— start of EXCERPTED RECORDS —
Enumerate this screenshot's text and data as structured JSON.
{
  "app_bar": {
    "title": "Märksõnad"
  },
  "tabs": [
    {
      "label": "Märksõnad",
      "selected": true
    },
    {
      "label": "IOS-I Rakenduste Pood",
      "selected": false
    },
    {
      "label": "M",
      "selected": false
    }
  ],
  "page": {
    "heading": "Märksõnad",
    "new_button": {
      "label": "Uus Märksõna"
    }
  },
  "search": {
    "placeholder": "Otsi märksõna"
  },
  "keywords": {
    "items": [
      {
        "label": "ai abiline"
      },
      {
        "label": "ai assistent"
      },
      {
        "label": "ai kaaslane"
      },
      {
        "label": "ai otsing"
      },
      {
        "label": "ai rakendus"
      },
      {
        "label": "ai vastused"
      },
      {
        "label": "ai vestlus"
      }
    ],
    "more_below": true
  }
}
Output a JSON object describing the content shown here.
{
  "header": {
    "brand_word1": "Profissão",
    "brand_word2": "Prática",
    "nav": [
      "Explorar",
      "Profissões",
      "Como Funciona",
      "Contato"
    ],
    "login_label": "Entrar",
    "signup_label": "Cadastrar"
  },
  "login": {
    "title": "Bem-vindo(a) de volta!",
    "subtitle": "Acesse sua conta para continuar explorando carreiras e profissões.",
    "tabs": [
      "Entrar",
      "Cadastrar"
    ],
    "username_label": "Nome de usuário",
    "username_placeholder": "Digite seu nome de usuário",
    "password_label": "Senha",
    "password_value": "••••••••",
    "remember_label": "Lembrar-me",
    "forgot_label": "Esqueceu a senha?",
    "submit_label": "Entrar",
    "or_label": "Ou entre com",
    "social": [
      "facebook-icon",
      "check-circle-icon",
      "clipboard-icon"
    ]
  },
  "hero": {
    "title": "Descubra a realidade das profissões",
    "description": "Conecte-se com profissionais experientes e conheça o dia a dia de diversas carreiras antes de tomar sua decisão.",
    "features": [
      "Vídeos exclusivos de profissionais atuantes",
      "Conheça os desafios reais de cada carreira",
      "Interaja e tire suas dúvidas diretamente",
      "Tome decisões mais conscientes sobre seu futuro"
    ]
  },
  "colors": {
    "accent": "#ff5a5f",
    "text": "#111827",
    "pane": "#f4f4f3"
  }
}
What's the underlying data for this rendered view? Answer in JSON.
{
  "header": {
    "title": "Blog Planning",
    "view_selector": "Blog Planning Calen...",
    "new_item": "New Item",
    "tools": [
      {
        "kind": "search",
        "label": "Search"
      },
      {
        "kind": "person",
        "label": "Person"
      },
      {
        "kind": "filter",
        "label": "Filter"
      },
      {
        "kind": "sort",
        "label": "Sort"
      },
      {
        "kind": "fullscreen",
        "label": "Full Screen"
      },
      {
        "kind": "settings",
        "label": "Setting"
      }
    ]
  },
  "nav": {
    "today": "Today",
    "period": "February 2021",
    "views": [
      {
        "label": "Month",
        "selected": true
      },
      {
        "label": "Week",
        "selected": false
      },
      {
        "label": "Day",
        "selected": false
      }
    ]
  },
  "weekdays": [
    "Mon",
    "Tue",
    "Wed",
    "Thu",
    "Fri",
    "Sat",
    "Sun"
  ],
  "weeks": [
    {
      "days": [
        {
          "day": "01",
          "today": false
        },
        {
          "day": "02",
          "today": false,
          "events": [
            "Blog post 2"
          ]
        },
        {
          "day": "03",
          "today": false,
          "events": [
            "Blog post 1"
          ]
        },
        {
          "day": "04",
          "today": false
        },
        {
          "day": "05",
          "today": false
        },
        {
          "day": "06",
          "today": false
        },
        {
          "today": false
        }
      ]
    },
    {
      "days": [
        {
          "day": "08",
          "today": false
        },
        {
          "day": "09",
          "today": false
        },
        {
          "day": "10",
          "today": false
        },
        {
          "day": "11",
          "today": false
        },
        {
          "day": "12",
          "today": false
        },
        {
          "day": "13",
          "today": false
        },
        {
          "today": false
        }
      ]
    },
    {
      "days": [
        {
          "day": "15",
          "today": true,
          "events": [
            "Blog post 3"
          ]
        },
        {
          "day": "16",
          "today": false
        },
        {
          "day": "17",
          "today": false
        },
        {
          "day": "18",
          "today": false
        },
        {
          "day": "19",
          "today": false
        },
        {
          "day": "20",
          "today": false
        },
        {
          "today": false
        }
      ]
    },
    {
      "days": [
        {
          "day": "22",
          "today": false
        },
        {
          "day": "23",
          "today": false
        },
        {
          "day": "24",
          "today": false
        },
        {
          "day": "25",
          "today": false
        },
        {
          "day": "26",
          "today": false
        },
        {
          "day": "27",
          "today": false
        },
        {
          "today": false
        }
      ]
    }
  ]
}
— end of EXCERPTED RECORDS —
* _WHAT IS NEEDED_
Scan the material line by line and report each one that contains "carreiras".

* _THE SOLUTION_
    "subtitle": "Acesse sua conta para continuar explorando carreiras e profissões.",
    "description": "Conecte-se com profissionais experientes e conheça o dia a dia de diversas carreiras antes de tomar sua decisão.",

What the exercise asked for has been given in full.